- WHAT THE EXERCISE ASKS
Copy out each line of the data that holds the word "Marketing".

- DATA
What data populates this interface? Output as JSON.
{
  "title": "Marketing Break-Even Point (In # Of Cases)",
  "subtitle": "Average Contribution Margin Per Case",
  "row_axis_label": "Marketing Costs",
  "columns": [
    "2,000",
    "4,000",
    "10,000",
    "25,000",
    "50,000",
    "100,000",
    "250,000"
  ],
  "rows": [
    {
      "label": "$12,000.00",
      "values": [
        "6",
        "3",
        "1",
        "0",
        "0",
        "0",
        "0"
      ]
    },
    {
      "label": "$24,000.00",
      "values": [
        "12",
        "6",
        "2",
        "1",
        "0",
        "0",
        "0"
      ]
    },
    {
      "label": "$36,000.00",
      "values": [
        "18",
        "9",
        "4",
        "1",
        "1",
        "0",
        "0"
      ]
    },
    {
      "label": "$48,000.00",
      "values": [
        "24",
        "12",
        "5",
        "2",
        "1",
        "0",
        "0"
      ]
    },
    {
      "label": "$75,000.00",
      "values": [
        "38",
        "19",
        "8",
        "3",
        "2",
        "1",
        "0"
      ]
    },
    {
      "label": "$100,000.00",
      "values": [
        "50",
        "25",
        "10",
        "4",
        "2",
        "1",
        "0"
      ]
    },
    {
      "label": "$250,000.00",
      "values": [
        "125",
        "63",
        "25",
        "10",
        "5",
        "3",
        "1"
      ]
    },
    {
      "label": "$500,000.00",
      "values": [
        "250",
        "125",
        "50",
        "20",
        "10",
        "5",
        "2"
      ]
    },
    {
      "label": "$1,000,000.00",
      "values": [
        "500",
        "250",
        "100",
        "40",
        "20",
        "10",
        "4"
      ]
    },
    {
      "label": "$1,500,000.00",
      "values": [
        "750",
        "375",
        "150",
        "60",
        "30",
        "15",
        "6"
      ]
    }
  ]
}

- RESPONSE TO THE EXERCISE
  "title": "Marketing Break-Even Point (In # Of Cases)",
  "row_axis_label": "Marketing Costs",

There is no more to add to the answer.